Omit all images. Transcribe the rest of the material below exactly.

### Material for the task ###

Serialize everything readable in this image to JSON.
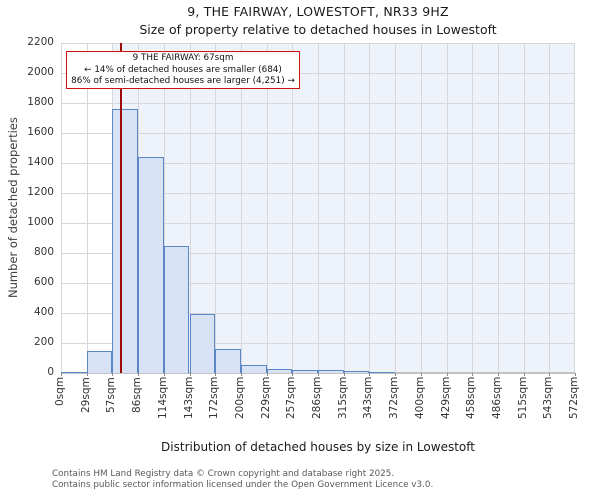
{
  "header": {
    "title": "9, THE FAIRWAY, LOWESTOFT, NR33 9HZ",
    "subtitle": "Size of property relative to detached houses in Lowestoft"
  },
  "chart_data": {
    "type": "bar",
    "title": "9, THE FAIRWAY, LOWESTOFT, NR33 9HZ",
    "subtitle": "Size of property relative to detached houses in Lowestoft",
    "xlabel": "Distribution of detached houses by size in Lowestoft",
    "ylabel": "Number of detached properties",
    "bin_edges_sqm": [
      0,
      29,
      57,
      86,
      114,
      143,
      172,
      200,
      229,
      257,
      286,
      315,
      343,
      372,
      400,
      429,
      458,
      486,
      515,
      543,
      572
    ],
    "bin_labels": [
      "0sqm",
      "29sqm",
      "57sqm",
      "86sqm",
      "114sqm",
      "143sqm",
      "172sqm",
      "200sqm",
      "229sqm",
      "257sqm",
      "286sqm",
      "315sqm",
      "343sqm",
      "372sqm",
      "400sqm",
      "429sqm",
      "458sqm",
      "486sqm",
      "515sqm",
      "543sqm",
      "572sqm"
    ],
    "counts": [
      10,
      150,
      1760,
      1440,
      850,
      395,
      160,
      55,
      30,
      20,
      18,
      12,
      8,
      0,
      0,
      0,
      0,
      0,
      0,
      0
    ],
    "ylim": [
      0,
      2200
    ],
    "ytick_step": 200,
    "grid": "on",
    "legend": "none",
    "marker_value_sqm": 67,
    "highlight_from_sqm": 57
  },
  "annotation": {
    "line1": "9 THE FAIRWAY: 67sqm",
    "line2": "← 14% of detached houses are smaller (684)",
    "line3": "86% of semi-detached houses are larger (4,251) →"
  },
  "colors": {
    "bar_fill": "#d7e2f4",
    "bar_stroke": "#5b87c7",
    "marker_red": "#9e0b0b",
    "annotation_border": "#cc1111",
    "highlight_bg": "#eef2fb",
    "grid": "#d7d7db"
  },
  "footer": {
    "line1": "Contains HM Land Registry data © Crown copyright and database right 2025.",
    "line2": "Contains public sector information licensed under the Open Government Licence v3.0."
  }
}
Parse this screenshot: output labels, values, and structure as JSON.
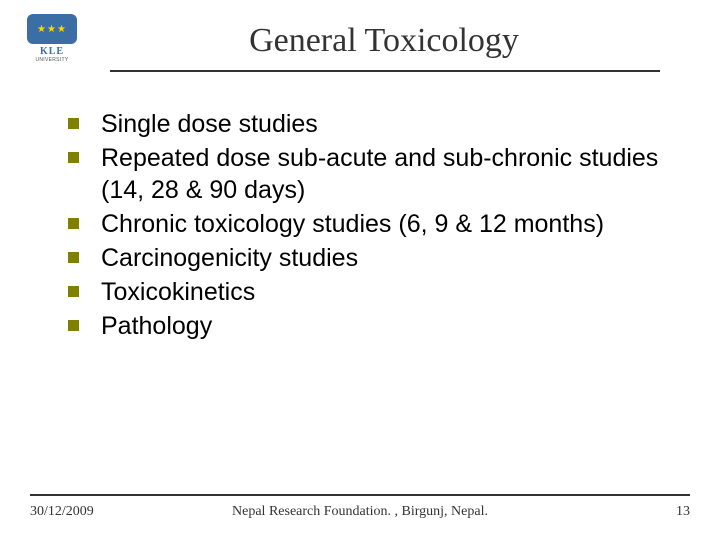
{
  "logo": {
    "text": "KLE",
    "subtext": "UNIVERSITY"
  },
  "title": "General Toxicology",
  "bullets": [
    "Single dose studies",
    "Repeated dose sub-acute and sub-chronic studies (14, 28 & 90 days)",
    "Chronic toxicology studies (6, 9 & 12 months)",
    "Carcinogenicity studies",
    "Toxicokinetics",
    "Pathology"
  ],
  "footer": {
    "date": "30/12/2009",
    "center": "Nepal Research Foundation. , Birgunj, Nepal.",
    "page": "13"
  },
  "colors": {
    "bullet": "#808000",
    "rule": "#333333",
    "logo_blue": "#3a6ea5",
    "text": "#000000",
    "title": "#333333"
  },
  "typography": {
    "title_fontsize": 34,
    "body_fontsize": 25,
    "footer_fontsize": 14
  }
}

###

• _Exercise solution_:
Serialize everything readable in this image to JSON.
{
  "header": {
    "title": "9, THE FAIRWAY, LOWESTOFT, NR33 9HZ",
    "subtitle": "Size of property relative to detached houses in Lowestoft"
  },
  "chart_data": {
    "type": "bar",
    "title": "9, THE FAIRWAY, LOWESTOFT, NR33 9HZ",
    "subtitle": "Size of property relative to detached houses in Lowestoft",
    "xlabel": "Distribution of detached houses by size in Lowestoft",
    "ylabel": "Number of detached properties",
    "bin_edges_sqm": [
      0,
      29,
      57,
      86,
      114,
      143,
      172,
      200,
      229,
      257,
      286,
      315,
      343,
      372,
      400,
      429,
      458,
      486,
      515,
      543,
      572
    ],
    "bin_labels": [
      "0sqm",
      "29sqm",
      "57sqm",
      "86sqm",
      "114sqm",
      "143sqm",
      "172sqm",
      "200sqm",
      "229sqm",
      "257sqm",
      "286sqm",
      "315sqm",
      "343sqm",
      "372sqm",
      "400sqm",
      "429sqm",
      "458sqm",
      "486sqm",
      "515sqm",
      "543sqm",
      "572sqm"
    ],
    "counts": [
      10,
      150,
      1760,
      1440,
      850,
      395,
      160,
      55,
      30,
      20,
      18,
      12,
      8,
      0,
      0,
      0,
      0,
      0,
      0,
      0
    ],
    "ylim": [
      0,
      2200
    ],
    "ytick_step": 200,
    "grid": "on",
    "legend": "none",
    "marker_value_sqm": 67,
    "highlight_from_sqm": 57
  },
  "annotation": {
    "line1": "9 THE FAIRWAY: 67sqm",
    "line2": "← 14% of detached houses are smaller (684)",
    "line3": "86% of semi-detached houses are larger (4,251) →"
  },
  "colors": {
    "bar_fill": "#d7e2f4",
    "bar_stroke": "#5b87c7",
    "marker_red": "#9e0b0b",
    "annotation_border": "#cc1111",
    "highlight_bg": "#eef2fb",
    "grid": "#d7d7db"
  },
  "footer": {
    "line1": "Contains HM Land Registry data © Crown copyright and database right 2025.",
    "line2": "Contains public sector information licensed under the Open Government Licence v3.0."
  }
}
Parse this screenshot: output labels, values, and structure as JSON.
{
  "logo": {
    "text": "KLE",
    "subtext": "UNIVERSITY"
  },
  "title": "General Toxicology",
  "bullets": [
    "Single dose studies",
    "Repeated dose sub-acute and sub-chronic studies (14, 28 & 90 days)",
    "Chronic toxicology studies (6, 9 & 12 months)",
    "Carcinogenicity studies",
    "Toxicokinetics",
    "Pathology"
  ],
  "footer": {
    "date": "30/12/2009",
    "center": "Nepal Research Foundation. , Birgunj, Nepal.",
    "page": "13"
  },
  "colors": {
    "bullet": "#808000",
    "rule": "#333333",
    "logo_blue": "#3a6ea5",
    "text": "#000000",
    "title": "#333333"
  },
  "typography": {
    "title_fontsize": 34,
    "body_fontsize": 25,
    "footer_fontsize": 14
  }
}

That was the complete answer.